Excerpt provided:
The sensitizing effects of hNOXA are mediated by enhanced caspase activation and release of Cyt C and Smac into the cytosol.
(A) A2780s and SKOV3 cells were subjected to the indicated treatments as described in Materials and Methods. Caspase activation were analyzed by Western blotting. Arrows indicate active forms of caspases. β-actin was used as a loading control. (B) A2780s and SKOV3 cells were subjected to the indicated treatments as described in Materials and Methods. Release of Cyt C and Smac into the cytosol were analyzed by Western blotting. Cox-IV blots indicate mitochondrial loading controls while β-actin was used as a loading control for the cytosolic fraction.
Figure 5.
Alterations in the Bax/Smac Axis affect sensitivity of Ovarian Cancer Cells to Cisplatin.
(A) siRNAs targeting Bax significantly attenuated NOXA and/or cisplatin-induced apoptosis in chemosensitive A2780s cells (*P<0.01; **P<0.001). (B) siRNAs targeting Smac significantly attenuated NOXA and/or cisplatin-induced apoptosis in chemosensitive A2780s cells (#P<0.05; *P<0.01; **P<0.001). (C) Down-regulation of Bax or Smac by Bax siRNA or Smac siRNA were confirmed by Western blot. (D) Overexpression of Bax was confirmed by Western blot. (E) SKOV3 cells were co-transfected with NOXA and pc3.1-Bax plasmids for 12 hours, followed by 5 µg/mL cisplatin treatment for additional 12 hours. Overexpression of Bax significantly increased NOXA and/or cisplatin-induced apoptosis in chemoresistant SKOV3 cells (*P<0.01). (F) SKOV3 cells were treated with NOXA and/or cisplatin as described above, then with 20 µmol/L Smac-N7 peptide for an additional 3 hours. Smac-N7 peptide significantly increased NOXA and/or cisplatin-induced apoptosis in chemoresistant SKOV3 cells (#P<0.05; *P<0.01).
Figure 6.
Enhanced antitumor efficacy of the combination of hNOXA and Cisplatin In Vivo (A–D)

Task objective: Reproduce the figure captions above on hNOXA and cisplatin in ovarian cancer cells, word for word and in full.

Exercise data:

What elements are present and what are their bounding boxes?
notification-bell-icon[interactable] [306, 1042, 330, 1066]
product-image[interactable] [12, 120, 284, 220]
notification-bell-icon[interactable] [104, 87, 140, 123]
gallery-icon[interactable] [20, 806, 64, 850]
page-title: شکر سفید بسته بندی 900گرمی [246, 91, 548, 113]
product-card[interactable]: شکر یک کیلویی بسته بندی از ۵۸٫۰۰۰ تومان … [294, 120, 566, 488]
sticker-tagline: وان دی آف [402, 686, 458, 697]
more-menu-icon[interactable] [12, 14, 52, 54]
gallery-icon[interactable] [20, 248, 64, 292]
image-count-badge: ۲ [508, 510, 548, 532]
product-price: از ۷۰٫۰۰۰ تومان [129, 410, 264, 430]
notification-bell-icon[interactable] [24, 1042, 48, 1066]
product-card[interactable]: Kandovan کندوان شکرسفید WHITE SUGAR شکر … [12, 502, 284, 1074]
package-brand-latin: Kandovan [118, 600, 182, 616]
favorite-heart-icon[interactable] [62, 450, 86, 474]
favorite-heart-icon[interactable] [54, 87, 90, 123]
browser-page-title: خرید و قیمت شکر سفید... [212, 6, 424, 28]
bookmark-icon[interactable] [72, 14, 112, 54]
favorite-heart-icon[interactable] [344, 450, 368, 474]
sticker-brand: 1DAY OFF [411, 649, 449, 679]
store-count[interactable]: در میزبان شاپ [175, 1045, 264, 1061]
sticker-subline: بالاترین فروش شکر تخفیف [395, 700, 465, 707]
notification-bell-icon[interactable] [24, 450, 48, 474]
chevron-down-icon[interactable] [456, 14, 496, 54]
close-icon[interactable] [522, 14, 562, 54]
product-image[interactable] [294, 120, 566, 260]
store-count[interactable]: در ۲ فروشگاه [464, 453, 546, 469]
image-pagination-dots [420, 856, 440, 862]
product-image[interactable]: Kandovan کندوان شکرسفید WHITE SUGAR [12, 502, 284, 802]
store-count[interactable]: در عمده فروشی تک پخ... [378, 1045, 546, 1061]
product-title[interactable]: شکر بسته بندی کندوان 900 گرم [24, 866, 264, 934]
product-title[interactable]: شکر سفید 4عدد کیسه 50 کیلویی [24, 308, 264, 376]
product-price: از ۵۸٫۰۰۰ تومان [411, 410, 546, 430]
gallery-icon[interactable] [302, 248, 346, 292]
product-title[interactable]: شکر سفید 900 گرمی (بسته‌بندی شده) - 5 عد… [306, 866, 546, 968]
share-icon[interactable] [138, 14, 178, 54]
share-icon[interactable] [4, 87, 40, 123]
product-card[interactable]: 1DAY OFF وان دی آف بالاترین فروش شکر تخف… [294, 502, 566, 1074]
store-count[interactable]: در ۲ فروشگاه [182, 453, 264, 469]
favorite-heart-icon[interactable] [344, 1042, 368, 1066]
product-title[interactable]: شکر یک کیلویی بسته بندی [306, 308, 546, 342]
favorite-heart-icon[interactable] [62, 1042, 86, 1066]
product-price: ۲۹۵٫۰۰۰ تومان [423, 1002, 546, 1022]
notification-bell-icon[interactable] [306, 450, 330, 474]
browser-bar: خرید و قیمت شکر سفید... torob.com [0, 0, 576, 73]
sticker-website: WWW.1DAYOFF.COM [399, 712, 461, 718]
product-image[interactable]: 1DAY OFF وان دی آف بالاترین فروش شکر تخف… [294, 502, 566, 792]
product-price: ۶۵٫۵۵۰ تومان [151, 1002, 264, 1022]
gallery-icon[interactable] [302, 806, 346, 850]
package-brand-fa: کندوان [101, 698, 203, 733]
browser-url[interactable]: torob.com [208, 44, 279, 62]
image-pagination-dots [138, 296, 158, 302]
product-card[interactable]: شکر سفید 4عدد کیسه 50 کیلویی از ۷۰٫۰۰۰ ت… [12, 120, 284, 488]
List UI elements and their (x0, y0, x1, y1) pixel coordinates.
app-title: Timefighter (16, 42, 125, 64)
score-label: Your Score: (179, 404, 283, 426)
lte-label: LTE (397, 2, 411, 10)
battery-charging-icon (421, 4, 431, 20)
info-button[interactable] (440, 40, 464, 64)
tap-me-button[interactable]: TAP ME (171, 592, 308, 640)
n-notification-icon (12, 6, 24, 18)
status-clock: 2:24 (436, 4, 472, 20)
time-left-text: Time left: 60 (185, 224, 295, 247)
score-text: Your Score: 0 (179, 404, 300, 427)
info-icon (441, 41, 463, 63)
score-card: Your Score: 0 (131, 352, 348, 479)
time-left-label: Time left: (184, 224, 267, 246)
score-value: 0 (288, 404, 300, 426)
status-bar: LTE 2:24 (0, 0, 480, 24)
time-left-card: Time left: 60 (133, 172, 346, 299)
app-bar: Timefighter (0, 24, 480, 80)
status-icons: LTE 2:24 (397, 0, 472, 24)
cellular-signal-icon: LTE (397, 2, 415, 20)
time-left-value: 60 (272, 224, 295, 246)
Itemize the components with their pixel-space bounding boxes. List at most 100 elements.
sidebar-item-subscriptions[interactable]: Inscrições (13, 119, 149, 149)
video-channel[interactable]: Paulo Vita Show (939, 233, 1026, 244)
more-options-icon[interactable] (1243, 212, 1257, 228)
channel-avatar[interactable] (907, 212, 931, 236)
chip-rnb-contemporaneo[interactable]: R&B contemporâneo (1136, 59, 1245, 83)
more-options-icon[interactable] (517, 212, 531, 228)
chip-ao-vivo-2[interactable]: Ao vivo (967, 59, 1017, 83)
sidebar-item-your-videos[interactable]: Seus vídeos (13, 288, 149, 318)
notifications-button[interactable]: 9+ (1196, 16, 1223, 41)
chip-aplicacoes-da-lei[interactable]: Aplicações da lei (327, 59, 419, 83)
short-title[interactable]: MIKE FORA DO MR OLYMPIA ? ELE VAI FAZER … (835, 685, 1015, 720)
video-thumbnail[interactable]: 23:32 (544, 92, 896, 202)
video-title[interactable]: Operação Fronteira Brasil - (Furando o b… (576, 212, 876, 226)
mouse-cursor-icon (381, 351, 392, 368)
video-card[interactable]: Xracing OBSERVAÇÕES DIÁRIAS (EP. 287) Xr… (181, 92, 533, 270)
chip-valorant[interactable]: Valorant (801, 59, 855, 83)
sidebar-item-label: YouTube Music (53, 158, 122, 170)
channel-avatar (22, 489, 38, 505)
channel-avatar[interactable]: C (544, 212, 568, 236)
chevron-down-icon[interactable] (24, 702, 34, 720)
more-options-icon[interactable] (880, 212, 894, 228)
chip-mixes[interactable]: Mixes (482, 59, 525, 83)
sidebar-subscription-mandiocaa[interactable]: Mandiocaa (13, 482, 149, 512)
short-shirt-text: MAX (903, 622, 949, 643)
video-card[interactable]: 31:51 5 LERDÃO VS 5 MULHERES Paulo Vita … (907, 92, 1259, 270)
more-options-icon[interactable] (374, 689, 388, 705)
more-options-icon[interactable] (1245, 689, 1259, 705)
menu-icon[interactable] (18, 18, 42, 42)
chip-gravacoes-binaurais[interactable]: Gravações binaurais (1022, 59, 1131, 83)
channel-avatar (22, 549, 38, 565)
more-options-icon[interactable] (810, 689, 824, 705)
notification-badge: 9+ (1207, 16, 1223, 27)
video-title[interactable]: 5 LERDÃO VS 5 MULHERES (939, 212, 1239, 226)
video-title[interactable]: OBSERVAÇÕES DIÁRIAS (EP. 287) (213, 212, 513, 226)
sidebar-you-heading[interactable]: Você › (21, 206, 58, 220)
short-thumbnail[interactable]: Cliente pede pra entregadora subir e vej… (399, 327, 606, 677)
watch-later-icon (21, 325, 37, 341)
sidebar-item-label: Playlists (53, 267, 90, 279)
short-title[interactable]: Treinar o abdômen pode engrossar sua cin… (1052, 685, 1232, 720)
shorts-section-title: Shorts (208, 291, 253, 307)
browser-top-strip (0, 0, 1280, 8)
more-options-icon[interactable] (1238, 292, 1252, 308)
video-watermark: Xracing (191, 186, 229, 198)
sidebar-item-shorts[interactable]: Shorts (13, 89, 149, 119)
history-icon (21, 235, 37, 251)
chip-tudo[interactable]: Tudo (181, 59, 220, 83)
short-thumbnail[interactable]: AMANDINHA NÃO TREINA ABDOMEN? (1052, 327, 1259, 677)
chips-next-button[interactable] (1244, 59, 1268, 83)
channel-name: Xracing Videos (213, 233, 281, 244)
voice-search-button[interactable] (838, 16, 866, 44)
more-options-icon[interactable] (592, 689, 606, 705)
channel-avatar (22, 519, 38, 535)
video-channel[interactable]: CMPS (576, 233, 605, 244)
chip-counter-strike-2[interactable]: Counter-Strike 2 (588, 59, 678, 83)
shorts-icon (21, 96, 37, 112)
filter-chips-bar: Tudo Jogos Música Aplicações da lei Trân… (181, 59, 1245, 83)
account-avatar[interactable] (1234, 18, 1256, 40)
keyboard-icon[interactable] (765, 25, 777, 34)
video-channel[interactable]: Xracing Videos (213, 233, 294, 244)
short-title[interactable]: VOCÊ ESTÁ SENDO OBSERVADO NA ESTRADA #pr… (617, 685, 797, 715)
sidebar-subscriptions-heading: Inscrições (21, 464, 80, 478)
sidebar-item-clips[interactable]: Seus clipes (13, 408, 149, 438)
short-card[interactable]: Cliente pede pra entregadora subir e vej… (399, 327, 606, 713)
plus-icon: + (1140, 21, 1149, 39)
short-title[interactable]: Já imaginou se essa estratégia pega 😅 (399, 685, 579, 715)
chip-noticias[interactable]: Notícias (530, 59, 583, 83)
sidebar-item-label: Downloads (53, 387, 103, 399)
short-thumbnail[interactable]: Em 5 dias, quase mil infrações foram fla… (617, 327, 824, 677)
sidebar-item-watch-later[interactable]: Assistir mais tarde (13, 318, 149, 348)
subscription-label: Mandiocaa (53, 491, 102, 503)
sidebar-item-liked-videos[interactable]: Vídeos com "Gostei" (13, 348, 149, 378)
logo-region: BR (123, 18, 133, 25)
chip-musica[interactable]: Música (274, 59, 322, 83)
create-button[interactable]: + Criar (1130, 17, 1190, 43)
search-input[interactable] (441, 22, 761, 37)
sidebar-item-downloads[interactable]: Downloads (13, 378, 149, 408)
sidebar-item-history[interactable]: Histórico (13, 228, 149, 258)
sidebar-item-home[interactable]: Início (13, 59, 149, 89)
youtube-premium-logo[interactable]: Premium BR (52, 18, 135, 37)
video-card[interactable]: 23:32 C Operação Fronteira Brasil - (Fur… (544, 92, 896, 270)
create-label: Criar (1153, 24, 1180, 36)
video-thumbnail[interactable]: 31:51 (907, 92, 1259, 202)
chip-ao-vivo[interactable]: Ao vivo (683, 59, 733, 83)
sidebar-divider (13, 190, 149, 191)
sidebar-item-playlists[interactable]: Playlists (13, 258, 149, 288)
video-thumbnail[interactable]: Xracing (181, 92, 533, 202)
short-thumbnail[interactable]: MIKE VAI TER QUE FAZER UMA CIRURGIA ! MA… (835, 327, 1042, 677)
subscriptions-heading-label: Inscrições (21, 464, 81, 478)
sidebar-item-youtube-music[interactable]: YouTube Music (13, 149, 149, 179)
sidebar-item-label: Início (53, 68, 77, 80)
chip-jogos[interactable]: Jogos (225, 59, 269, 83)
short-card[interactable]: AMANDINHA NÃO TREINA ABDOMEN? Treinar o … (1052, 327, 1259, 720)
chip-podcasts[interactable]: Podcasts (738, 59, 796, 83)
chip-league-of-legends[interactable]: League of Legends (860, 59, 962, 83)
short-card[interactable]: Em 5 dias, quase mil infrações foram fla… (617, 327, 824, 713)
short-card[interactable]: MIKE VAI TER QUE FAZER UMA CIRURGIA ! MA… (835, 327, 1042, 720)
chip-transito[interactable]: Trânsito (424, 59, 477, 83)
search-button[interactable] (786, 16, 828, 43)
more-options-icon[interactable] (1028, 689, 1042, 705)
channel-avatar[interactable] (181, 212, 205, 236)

Solution to the exercise:
The sensitizing effects of hNOXA are mediated by enhanced caspase activation and release of Cyt C and Smac into the cytosol.
(A) A2780s and SKOV3 cells were subjected to the indicated treatments as described in Materials and Methods. Caspase activation were analyzed by Western blotting. Arrows indicate active forms of caspases. β-actin was used as a loading control. (B) A2780s and SKOV3 cells were subjected to the indicated treatments as described in Materials and Methods. Release of Cyt C and Smac into the cytosol were analyzed by Western blotting. Cox-IV blots indicate mitochondrial loading controls while β-actin was used as a loading control for the cytosolic fraction.
Figure 5.
Alterations in the Bax/Smac Axis affect sensitivity of Ovarian Cancer Cells to Cisplatin.
(A) siRNAs targeting Bax significantly attenuated NOXA and/or cisplatin-induced apoptosis in chemosensitive A2780s cells (*P<0.01; **P<0.001). (B) siRNAs targeting Smac significantly attenuated NOXA and/or cisplatin-induced apoptosis in chemosensitive A2780s cells (#P<0.05; *P<0.01; **P<0.001). (C) Down-regulation of Bax or Smac by Bax siRNA or Smac siRNA were confirmed by Western blot. (D) Overexpression of Bax was confirmed by Western blot. (E) SKOV3 cells were co-transfected with NOXA and pc3.1-Bax plasmids for 12 hours, followed by 5 µg/mL cisplatin treatment for additional 12 hours. Overexpression of Bax significantly increased NOXA and/or cisplatin-induced apoptosis in chemoresistant SKOV3 cells (*P<0.01). (F) SKOV3 cells were treated with NOXA and/or cisplatin as described above, then with 20 µmol/L Smac-N7 peptide for an additional 3 hours. Smac-N7 peptide significantly increased NOXA and/or cisplatin-induced apoptosis in chemoresistant SKOV3 cells (#P<0.05; *P<0.01).
Figure 6.
Enhanced antitumor efficacy of the combination of hNOXA and Cisplatin In Vivo (A–D)